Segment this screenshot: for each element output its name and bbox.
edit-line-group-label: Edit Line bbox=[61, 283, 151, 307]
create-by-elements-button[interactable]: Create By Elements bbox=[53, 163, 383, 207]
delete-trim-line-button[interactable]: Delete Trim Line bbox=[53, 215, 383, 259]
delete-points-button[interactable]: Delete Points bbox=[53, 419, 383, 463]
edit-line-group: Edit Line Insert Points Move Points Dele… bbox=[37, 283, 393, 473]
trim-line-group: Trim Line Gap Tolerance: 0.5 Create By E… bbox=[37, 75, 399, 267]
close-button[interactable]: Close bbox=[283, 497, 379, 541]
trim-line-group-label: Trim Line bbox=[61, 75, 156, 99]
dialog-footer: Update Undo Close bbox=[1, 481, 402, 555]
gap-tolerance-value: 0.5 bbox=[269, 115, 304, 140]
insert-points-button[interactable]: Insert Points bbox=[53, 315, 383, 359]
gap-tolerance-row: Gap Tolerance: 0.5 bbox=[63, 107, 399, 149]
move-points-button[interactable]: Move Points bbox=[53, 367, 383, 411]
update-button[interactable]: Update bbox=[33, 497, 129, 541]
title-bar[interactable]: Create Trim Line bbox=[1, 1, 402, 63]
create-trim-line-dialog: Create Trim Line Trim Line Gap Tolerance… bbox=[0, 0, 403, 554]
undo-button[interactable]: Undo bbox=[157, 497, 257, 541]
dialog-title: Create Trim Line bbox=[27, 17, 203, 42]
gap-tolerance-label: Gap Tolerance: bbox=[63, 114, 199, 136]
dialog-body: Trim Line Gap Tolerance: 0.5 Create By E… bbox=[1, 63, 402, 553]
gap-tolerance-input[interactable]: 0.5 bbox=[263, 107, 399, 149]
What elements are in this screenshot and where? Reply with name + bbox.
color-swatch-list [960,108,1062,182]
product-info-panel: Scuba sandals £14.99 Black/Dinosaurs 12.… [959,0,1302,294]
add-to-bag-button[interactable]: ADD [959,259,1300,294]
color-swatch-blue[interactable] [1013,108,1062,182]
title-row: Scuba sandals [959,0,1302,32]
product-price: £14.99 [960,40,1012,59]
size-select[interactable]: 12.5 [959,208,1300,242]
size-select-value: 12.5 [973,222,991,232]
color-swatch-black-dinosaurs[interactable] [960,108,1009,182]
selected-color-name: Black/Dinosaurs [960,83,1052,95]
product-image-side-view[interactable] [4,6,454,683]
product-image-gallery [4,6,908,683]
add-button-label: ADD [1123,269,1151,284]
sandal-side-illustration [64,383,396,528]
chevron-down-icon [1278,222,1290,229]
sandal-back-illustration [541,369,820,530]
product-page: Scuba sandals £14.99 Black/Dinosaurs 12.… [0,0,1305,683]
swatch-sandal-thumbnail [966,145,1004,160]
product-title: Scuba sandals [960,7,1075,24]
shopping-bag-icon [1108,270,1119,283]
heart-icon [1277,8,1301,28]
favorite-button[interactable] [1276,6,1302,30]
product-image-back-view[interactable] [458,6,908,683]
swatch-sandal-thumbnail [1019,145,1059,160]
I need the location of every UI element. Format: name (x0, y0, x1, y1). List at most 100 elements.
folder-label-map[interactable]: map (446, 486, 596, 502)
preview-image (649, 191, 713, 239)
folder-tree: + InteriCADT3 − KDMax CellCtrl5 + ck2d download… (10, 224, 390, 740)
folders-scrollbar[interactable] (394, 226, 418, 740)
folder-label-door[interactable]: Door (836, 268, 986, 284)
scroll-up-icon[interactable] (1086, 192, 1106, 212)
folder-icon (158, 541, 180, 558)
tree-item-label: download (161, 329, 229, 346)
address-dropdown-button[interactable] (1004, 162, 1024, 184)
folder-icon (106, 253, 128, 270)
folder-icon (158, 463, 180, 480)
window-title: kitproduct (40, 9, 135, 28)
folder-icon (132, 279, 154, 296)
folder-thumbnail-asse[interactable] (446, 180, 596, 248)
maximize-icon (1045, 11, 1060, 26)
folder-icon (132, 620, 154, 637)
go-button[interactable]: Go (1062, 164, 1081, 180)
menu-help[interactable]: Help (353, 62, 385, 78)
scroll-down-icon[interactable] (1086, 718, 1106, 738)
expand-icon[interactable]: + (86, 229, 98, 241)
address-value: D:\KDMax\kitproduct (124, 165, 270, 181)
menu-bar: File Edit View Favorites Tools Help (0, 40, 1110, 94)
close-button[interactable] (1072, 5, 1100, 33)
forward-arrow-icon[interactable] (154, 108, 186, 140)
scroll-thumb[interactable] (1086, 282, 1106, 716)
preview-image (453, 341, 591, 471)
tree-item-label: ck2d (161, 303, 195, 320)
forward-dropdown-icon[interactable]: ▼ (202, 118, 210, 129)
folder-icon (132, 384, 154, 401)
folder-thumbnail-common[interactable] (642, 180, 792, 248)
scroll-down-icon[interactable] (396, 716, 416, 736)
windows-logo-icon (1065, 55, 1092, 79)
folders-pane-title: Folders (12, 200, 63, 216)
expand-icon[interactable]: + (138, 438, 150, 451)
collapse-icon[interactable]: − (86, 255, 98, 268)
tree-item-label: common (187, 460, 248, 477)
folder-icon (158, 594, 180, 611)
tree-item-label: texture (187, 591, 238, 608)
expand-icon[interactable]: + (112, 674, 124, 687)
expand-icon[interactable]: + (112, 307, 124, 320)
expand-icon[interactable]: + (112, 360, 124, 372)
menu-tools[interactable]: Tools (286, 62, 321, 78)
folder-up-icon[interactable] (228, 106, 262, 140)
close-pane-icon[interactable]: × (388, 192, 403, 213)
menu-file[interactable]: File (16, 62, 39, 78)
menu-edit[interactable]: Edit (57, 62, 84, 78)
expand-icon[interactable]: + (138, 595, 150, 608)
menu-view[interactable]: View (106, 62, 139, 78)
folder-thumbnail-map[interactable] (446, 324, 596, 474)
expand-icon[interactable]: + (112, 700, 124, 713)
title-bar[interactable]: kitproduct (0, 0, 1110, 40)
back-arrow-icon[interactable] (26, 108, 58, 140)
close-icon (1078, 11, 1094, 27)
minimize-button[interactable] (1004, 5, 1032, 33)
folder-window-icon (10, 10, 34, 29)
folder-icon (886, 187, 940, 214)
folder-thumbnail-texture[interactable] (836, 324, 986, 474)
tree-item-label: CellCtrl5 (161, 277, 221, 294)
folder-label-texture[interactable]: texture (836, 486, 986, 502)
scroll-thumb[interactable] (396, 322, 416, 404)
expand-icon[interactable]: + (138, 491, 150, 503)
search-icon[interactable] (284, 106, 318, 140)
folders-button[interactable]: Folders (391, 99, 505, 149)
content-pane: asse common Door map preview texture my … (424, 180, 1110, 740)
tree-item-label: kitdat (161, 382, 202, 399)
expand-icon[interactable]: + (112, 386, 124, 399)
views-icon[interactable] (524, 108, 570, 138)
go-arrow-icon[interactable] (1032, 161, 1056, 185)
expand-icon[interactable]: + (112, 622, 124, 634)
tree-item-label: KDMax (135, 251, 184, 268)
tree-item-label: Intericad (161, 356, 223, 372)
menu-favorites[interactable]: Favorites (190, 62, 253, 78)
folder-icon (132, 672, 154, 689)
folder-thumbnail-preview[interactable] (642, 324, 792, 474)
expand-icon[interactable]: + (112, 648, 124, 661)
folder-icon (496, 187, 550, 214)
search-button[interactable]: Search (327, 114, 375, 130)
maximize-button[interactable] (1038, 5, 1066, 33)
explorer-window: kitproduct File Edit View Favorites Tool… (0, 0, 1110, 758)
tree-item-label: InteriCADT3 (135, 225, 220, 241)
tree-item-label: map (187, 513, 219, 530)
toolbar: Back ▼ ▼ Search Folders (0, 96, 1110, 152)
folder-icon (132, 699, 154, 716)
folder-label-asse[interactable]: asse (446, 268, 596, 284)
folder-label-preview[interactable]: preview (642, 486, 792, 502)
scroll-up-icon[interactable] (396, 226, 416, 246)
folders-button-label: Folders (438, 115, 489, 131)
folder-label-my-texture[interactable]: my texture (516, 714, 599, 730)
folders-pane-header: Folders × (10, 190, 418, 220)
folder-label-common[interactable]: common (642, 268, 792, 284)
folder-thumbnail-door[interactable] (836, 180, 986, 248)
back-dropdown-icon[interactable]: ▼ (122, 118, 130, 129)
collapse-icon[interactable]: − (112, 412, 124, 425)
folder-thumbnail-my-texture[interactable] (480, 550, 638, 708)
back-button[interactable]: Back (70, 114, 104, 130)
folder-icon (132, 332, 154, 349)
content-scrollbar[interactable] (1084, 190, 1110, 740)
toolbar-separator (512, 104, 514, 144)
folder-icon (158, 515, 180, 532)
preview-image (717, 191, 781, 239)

---

### Instructions for the task
Rewrite the items from the first line through the line with "color-swatch-list [960,108,1062,182]", putting "box" wherever "bbox" appears and keeping everything else the same.

### Result for this exercise
Segment this screenshot: for each element output its name and box.
edit-line-group-label: Edit Line box=[61, 283, 151, 307]
create-by-elements-button[interactable]: Create By Elements box=[53, 163, 383, 207]
delete-trim-line-button[interactable]: Delete Trim Line box=[53, 215, 383, 259]
delete-points-button[interactable]: Delete Points box=[53, 419, 383, 463]
edit-line-group: Edit Line Insert Points Move Points Dele… box=[37, 283, 393, 473]
trim-line-group: Trim Line Gap Tolerance: 0.5 Create By E… box=[37, 75, 399, 267]
close-button[interactable]: Close box=[283, 497, 379, 541]
trim-line-group-label: Trim Line box=[61, 75, 156, 99]
dialog-footer: Update Undo Close box=[1, 481, 402, 555]
gap-tolerance-value: 0.5 box=[269, 115, 304, 140]
insert-points-button[interactable]: Insert Points box=[53, 315, 383, 359]
gap-tolerance-row: Gap Tolerance: 0.5 box=[63, 107, 399, 149]
move-points-button[interactable]: Move Points box=[53, 367, 383, 411]
update-button[interactable]: Update box=[33, 497, 129, 541]
title-bar[interactable]: Create Trim Line box=[1, 1, 402, 63]
create-trim-line-dialog: Create Trim Line Trim Line Gap Tolerance… box=[0, 0, 403, 554]
undo-button[interactable]: Undo box=[157, 497, 257, 541]
dialog-title: Create Trim Line box=[27, 17, 203, 42]
gap-tolerance-label: Gap Tolerance: box=[63, 114, 199, 136]
dialog-body: Trim Line Gap Tolerance: 0.5 Create By E… box=[1, 63, 402, 553]
gap-tolerance-input[interactable]: 0.5 box=[263, 107, 399, 149]
What elements are in this screenshot and where? Reply with name + box.
color-swatch-list [960,108,1062,182]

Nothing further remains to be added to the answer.